**What is needed:** Here are some records; copy every line that holds the word "előre".

**Data section:**
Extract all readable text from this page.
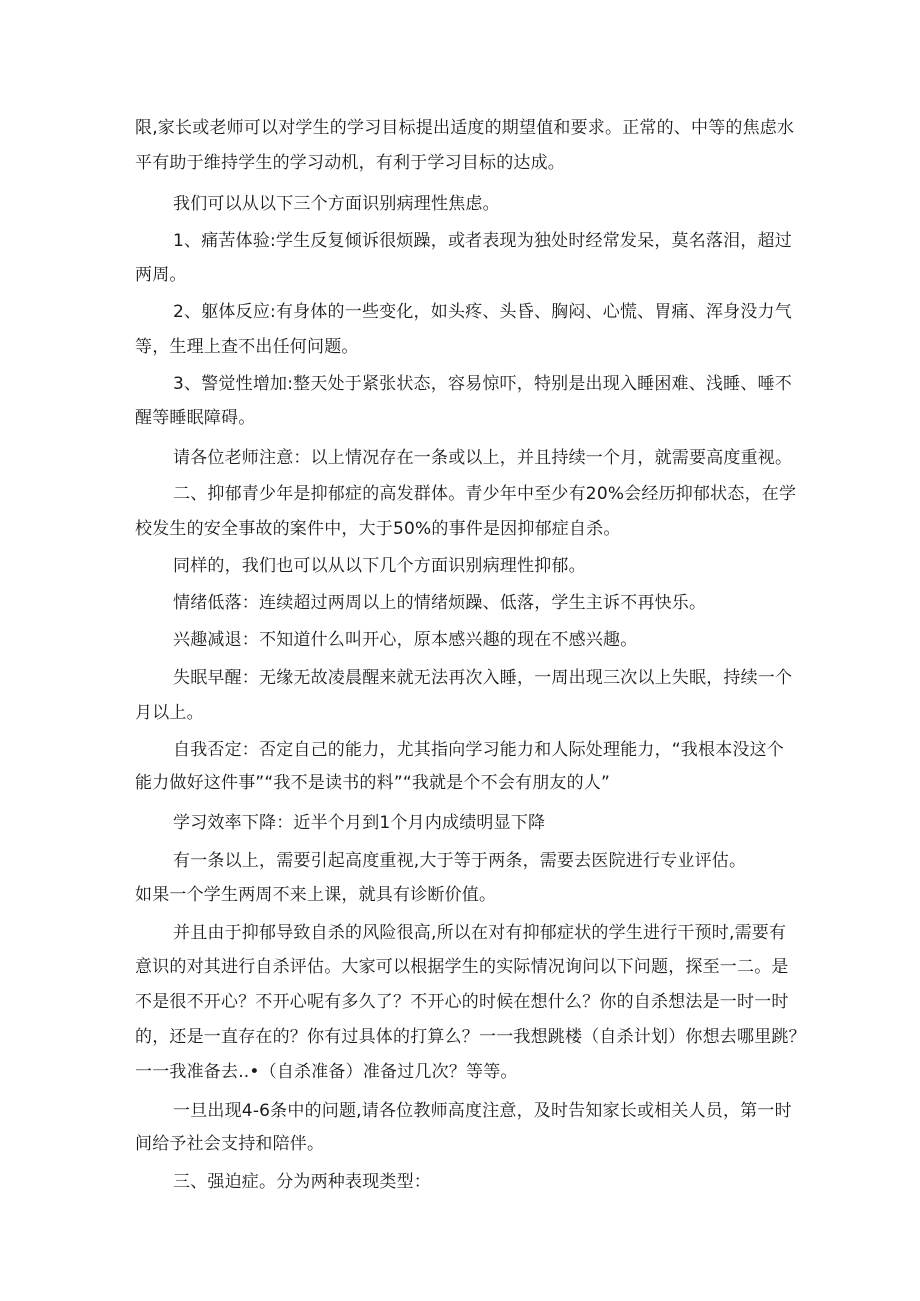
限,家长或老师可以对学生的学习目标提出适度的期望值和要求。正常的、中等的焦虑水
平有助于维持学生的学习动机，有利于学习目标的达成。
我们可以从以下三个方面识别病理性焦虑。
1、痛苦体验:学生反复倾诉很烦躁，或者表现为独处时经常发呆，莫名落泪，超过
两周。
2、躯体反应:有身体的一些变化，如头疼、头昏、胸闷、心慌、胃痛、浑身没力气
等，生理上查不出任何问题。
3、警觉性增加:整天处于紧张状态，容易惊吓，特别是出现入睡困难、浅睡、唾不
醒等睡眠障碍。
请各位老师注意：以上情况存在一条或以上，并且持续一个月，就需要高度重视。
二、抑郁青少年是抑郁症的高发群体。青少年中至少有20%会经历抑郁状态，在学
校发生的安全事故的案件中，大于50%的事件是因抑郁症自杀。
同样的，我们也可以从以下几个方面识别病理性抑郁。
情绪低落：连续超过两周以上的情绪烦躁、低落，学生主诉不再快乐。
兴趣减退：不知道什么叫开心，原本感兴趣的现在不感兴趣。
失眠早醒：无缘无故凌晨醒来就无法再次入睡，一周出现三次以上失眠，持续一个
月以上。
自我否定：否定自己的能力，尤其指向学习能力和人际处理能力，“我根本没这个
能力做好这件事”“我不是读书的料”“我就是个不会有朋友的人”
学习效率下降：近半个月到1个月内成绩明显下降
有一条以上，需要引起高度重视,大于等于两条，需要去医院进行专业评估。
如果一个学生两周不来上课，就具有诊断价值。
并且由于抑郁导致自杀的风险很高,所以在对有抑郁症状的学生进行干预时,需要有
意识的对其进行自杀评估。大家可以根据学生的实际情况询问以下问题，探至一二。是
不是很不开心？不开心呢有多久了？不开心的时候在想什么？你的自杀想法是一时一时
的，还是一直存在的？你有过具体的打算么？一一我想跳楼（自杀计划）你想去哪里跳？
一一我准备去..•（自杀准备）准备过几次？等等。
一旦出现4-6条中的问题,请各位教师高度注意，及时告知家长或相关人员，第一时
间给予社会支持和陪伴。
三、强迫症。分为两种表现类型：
* * *
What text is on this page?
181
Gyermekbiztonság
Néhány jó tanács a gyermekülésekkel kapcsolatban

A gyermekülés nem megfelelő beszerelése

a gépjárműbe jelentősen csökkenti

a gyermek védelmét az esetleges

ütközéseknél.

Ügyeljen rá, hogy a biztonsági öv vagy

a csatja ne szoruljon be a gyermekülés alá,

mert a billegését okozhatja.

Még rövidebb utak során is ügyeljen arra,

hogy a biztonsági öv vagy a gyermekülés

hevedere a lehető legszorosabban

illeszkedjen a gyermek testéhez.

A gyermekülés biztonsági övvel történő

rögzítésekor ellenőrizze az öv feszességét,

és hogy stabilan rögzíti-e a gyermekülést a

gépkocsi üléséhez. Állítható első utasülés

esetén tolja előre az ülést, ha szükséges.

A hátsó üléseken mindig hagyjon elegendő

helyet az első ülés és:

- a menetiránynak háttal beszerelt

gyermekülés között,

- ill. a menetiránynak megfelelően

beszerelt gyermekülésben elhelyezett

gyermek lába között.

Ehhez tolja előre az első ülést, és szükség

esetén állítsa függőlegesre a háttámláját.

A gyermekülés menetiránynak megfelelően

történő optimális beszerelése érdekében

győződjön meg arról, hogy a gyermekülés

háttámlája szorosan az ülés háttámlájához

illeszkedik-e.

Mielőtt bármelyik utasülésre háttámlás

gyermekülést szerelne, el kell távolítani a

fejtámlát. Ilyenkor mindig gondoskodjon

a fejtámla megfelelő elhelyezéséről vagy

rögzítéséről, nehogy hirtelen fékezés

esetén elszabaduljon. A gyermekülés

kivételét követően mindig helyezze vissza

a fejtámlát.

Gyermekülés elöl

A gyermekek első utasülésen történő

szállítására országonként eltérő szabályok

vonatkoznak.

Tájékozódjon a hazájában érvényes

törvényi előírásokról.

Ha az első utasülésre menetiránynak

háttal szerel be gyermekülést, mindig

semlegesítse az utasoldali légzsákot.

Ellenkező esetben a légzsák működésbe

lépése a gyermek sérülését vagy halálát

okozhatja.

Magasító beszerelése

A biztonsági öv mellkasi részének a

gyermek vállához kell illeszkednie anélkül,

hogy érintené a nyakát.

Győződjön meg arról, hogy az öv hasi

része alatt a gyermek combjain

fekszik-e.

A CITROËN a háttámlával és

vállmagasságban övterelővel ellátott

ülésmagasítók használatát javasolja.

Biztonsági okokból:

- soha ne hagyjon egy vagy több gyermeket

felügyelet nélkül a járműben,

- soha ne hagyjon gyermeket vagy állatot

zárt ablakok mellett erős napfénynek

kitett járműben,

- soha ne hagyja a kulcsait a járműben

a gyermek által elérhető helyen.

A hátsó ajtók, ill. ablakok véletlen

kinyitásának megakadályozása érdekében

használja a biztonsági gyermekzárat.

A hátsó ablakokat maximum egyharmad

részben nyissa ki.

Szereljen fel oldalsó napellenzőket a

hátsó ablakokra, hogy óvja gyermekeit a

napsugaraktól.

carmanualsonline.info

**In response:**
esetén tolja előre az ülést, ha szükséges.
Ehhez tolja előre az első ülést, és szükség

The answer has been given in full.